PROVIDED RECORDS:
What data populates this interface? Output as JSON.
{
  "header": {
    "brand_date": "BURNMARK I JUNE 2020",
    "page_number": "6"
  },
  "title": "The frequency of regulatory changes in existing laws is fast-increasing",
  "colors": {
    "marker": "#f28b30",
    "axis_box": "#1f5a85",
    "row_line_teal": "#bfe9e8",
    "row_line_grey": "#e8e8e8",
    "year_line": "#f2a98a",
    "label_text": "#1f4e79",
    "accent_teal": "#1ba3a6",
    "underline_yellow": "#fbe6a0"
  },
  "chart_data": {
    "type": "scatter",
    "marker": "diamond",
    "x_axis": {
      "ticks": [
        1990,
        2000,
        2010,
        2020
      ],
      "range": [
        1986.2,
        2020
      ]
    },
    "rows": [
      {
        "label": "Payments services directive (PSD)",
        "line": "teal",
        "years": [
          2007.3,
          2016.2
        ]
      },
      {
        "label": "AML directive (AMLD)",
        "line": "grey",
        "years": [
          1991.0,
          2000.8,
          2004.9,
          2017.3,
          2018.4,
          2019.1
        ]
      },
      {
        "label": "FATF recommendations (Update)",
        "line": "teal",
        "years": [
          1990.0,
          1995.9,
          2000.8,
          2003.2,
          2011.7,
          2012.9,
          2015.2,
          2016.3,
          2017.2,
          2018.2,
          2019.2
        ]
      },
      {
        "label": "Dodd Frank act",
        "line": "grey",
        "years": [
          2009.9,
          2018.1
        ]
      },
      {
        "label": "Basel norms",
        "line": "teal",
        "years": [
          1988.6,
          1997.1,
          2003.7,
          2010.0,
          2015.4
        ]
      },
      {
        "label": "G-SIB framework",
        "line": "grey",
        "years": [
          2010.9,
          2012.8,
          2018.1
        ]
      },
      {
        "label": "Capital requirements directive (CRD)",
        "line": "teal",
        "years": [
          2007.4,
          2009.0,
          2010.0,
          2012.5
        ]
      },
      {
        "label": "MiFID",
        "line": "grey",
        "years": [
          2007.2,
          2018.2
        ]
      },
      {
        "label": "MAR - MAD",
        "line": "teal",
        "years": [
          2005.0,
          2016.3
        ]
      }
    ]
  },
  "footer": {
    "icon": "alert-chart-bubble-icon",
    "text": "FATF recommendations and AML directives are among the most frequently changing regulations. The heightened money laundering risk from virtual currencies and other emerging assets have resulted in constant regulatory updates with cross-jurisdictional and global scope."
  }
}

DIRECTIONS: Copy all of the material word for word.

IN RESPONSE:
What data populates this interface? Output as JSON.
{
  "header": {
    "brand_date": "BURNMARK I JUNE 2020",
    "page_number": "6"
  },
  "title": "The frequency of regulatory changes in existing laws is fast-increasing",
  "colors": {
    "marker": "#f28b30",
    "axis_box": "#1f5a85",
    "row_line_teal": "#bfe9e8",
    "row_line_grey": "#e8e8e8",
    "year_line": "#f2a98a",
    "label_text": "#1f4e79",
    "accent_teal": "#1ba3a6",
    "underline_yellow": "#fbe6a0"
  },
  "chart_data": {
    "type": "scatter",
    "marker": "diamond",
    "x_axis": {
      "ticks": [
        1990,
        2000,
        2010,
        2020
      ],
      "range": [
        1986.2,
        2020
      ]
    },
    "rows": [
      {
        "label": "Payments services directive (PSD)",
        "line": "teal",
        "years": [
          2007.3,
          2016.2
        ]
      },
      {
        "label": "AML directive (AMLD)",
        "line": "grey",
        "years": [
          1991.0,
          2000.8,
          2004.9,
          2017.3,
          2018.4,
          2019.1
        ]
      },
      {
        "label": "FATF recommendations (Update)",
        "line": "teal",
        "years": [
          1990.0,
          1995.9,
          2000.8,
          2003.2,
          2011.7,
          2012.9,
          2015.2,
          2016.3,
          2017.2,
          2018.2,
          2019.2
        ]
      },
      {
        "label": "Dodd Frank act",
        "line": "grey",
        "years": [
          2009.9,
          2018.1
        ]
      },
      {
        "label": "Basel norms",
        "line": "teal",
        "years": [
          1988.6,
          1997.1,
          2003.7,
          2010.0,
          2015.4
        ]
      },
      {
        "label": "G-SIB framework",
        "line": "grey",
        "years": [
          2010.9,
          2012.8,
          2018.1
        ]
      },
      {
        "label": "Capital requirements directive (CRD)",
        "line": "teal",
        "years": [
          2007.4,
          2009.0,
          2010.0,
          2012.5
        ]
      },
      {
        "label": "MiFID",
        "line": "grey",
        "years": [
          2007.2,
          2018.2
        ]
      },
      {
        "label": "MAR - MAD",
        "line": "teal",
        "years": [
          2005.0,
          2016.3
        ]
      }
    ]
  },
  "footer": {
    "icon": "alert-chart-bubble-icon",
    "text": "FATF recommendations and AML directives are among the most frequently changing regulations. The heightened money laundering risk from virtual currencies and other emerging assets have resulted in constant regulatory updates with cross-jurisdictional and global scope."
  }
}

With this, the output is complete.